§ **What you are asked to do**
Tally the lines that contain the string "VAGY" and give the number by itself.

────────

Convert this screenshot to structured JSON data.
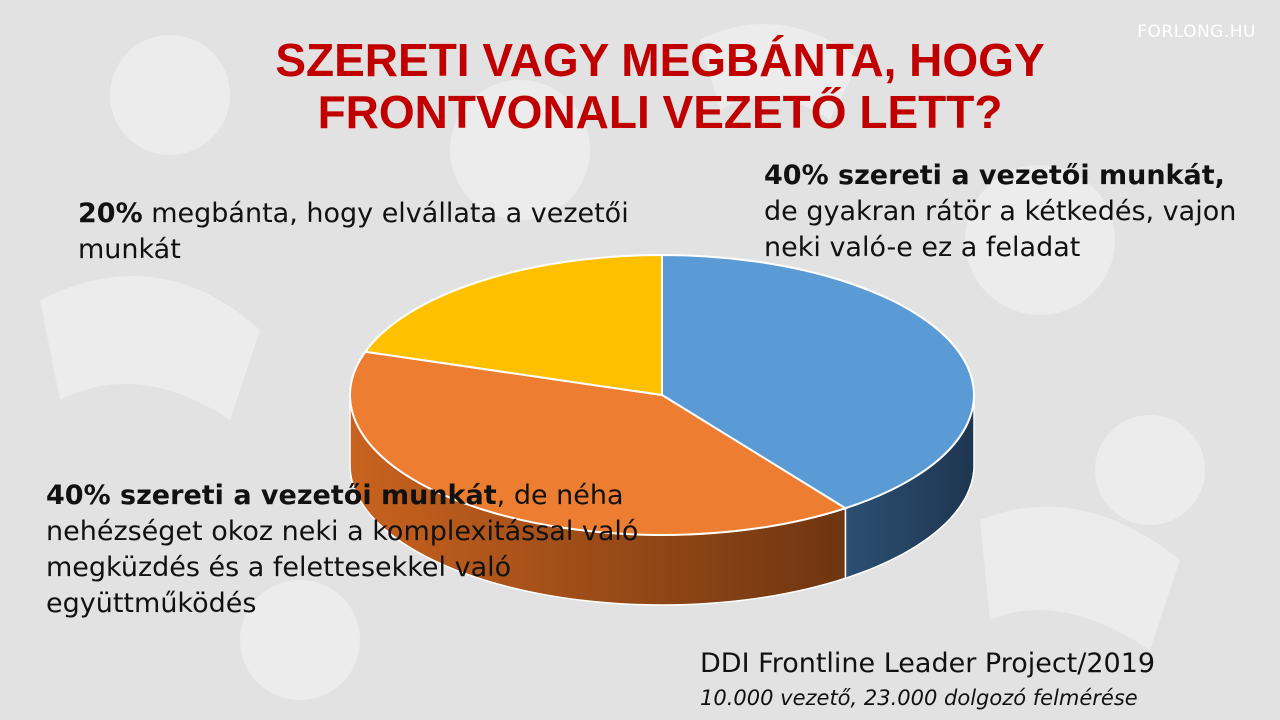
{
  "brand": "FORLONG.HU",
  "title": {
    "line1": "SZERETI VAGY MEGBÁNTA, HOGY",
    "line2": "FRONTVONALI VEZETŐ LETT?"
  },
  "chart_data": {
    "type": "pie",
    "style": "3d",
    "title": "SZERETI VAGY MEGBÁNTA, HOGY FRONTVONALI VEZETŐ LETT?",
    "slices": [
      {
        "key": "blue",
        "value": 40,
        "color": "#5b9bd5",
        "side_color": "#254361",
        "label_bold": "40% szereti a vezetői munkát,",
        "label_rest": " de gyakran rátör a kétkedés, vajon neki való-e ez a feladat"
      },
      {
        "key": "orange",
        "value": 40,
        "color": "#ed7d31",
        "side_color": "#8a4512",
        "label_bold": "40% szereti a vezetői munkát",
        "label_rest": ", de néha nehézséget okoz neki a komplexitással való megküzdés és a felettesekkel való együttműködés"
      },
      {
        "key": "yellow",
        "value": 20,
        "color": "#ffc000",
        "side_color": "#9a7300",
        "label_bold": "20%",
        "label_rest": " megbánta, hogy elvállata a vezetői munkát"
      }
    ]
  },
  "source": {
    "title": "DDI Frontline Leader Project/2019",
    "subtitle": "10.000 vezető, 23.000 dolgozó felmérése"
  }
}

────────

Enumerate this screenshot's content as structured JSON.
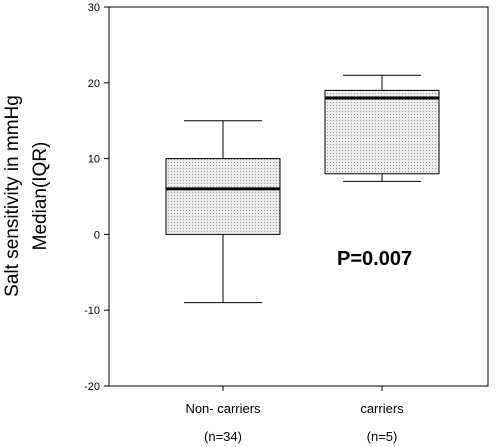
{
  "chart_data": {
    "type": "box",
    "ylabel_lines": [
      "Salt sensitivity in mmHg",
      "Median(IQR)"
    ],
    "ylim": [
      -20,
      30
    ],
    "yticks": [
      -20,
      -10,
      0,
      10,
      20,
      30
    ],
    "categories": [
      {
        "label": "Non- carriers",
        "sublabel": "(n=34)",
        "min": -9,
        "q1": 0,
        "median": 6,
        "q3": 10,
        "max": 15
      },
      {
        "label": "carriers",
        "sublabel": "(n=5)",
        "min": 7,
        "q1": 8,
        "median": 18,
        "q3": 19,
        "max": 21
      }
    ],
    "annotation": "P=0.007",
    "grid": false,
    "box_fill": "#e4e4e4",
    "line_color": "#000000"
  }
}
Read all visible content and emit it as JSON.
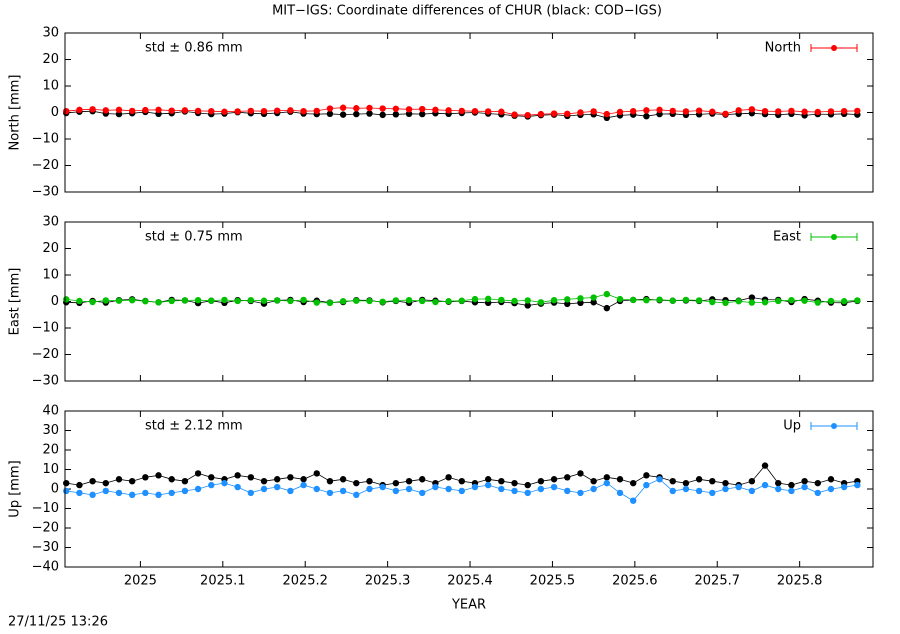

────────

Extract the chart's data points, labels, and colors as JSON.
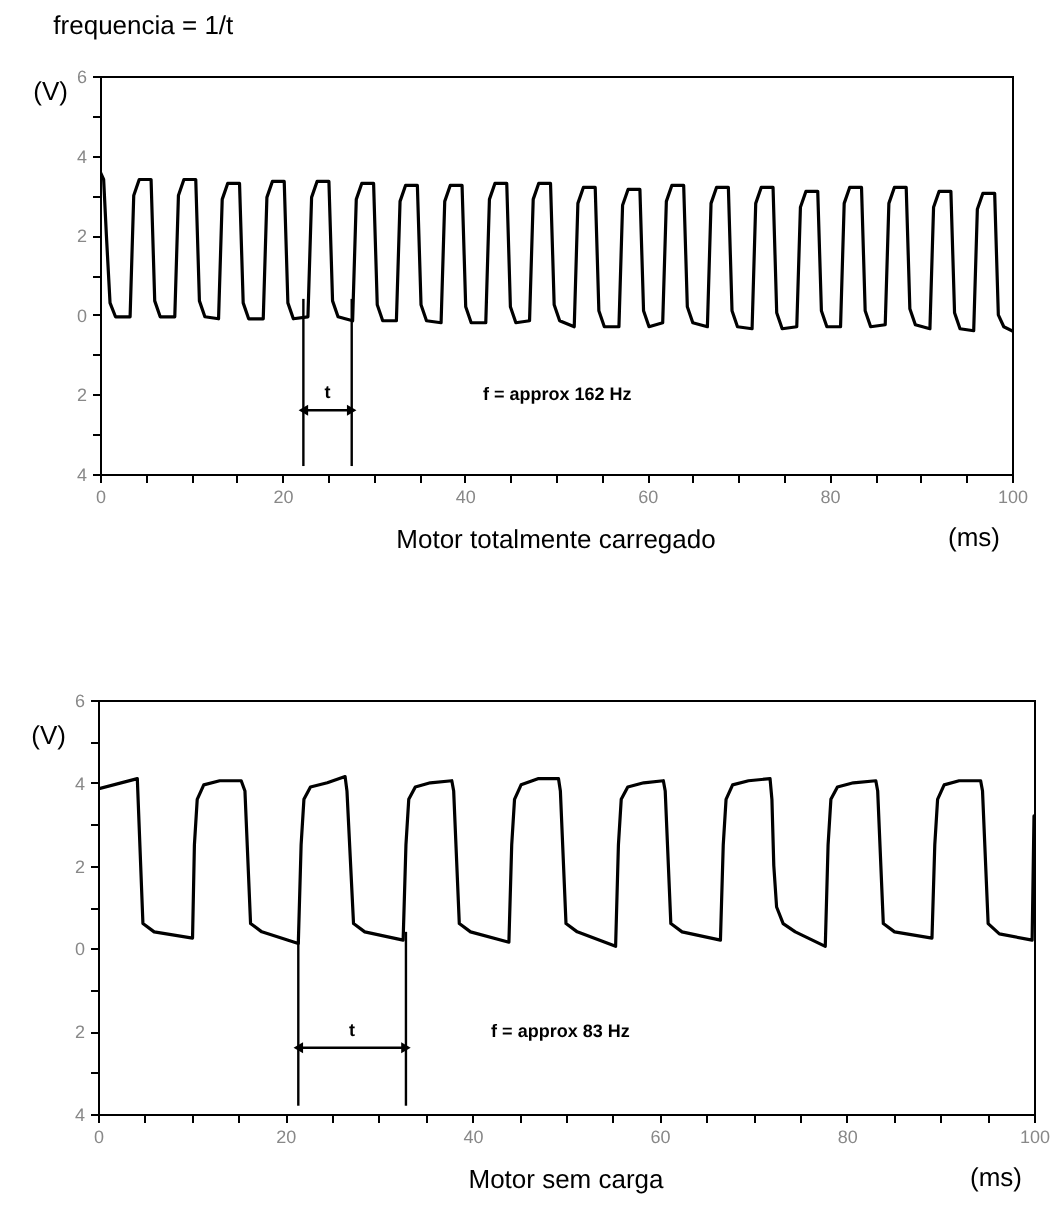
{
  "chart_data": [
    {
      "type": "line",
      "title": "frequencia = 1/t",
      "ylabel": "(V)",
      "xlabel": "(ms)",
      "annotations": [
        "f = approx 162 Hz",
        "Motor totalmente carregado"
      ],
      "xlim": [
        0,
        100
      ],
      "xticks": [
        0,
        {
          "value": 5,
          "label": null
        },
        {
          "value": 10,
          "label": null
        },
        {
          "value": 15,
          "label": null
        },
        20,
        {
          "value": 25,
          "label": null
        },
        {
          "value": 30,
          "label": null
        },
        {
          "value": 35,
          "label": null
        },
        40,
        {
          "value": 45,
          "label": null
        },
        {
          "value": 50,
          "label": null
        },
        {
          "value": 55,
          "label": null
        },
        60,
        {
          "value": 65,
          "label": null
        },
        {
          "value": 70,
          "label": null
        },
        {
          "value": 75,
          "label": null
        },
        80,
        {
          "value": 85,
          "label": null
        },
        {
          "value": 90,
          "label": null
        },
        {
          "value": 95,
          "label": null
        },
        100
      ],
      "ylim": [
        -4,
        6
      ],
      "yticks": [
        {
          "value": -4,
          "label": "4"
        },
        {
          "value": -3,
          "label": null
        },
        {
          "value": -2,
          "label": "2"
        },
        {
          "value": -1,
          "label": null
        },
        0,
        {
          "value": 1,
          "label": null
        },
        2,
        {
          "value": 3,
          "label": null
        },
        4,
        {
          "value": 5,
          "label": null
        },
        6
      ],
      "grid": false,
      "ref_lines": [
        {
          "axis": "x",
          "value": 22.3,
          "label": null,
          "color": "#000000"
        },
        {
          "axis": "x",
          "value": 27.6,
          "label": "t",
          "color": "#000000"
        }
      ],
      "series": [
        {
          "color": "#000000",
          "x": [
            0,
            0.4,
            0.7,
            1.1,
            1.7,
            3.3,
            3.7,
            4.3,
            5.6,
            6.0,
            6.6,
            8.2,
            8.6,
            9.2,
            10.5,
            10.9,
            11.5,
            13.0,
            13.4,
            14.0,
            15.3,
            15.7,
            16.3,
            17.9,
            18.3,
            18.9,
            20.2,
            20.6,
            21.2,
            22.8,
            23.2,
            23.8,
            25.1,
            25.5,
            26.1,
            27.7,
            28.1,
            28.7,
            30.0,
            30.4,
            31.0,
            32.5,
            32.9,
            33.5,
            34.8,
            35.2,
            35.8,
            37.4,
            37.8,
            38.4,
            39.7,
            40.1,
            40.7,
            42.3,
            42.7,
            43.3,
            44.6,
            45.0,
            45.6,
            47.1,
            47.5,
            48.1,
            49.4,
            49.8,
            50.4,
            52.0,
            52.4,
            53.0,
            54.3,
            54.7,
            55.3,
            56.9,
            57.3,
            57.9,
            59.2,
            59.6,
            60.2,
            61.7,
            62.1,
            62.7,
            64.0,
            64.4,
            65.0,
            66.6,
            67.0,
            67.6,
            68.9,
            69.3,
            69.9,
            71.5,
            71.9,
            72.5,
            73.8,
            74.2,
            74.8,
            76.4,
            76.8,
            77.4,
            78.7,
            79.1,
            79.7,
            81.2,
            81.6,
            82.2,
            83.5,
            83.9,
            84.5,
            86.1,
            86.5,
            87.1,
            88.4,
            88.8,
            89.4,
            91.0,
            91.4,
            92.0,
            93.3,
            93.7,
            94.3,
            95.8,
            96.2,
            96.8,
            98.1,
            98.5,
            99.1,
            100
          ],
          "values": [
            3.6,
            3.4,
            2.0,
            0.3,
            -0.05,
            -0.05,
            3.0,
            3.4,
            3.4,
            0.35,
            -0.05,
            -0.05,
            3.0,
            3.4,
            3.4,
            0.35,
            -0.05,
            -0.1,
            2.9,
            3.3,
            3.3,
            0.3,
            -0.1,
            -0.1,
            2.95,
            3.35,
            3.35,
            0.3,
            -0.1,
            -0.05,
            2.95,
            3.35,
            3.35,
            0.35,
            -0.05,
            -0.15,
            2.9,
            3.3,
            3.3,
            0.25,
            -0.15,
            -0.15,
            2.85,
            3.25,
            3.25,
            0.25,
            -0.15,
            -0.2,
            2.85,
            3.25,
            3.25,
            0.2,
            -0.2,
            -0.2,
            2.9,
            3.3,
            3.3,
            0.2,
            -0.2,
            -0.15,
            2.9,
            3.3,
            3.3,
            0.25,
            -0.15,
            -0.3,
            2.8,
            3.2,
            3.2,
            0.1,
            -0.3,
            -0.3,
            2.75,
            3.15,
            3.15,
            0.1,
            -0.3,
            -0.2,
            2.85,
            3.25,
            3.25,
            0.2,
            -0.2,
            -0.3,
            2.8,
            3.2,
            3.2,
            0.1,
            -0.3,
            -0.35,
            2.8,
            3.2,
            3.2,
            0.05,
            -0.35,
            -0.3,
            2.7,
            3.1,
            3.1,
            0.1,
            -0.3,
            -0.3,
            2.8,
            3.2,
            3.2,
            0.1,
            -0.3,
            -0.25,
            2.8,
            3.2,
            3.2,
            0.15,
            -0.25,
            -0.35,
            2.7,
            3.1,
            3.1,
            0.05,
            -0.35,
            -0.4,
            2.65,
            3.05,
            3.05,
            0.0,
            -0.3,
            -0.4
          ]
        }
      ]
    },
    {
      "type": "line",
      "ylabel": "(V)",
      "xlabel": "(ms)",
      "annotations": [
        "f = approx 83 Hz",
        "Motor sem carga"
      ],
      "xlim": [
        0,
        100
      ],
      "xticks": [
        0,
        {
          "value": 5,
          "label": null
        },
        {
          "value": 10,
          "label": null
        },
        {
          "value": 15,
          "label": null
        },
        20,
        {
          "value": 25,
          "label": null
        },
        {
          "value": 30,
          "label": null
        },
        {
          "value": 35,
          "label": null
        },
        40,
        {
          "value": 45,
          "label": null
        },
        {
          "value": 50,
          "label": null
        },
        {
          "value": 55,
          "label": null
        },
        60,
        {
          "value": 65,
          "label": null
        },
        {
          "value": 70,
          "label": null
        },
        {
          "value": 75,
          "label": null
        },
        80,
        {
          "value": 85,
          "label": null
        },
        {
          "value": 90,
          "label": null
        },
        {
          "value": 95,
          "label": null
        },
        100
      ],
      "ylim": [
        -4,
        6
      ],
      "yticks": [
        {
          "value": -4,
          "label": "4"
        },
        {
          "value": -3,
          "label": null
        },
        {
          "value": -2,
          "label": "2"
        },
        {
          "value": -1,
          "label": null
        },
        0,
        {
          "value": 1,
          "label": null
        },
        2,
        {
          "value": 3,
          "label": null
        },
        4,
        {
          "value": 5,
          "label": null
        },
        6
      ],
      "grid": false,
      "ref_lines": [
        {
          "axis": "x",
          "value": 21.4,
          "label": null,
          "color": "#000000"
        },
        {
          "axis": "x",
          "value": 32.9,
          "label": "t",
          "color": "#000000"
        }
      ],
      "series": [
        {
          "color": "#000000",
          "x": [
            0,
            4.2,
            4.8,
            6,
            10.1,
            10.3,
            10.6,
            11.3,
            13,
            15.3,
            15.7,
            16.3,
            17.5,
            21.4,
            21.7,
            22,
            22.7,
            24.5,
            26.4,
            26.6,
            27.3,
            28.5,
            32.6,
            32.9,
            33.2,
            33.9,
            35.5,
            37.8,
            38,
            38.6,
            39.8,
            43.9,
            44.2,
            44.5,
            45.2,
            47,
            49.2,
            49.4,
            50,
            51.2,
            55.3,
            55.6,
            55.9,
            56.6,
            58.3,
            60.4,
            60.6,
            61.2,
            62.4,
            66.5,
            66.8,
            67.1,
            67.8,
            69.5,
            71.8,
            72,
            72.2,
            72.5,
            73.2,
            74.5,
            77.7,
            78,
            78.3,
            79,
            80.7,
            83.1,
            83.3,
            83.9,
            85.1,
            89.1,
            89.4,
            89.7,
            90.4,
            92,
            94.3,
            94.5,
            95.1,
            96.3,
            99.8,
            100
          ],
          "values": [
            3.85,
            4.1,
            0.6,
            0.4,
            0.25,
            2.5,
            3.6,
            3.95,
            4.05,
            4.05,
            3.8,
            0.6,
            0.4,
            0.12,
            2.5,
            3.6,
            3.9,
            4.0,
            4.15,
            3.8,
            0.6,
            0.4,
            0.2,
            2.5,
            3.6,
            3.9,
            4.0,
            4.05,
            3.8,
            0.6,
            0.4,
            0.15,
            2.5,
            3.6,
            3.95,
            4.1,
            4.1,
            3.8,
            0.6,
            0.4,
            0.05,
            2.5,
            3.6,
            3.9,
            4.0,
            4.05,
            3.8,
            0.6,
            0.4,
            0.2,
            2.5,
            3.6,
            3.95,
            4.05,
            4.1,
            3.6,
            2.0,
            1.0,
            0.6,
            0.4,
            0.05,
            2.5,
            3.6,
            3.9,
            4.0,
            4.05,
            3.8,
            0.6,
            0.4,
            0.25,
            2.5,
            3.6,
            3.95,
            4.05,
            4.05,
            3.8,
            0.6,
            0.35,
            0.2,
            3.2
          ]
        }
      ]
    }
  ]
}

────────

§ **Output for this task**
2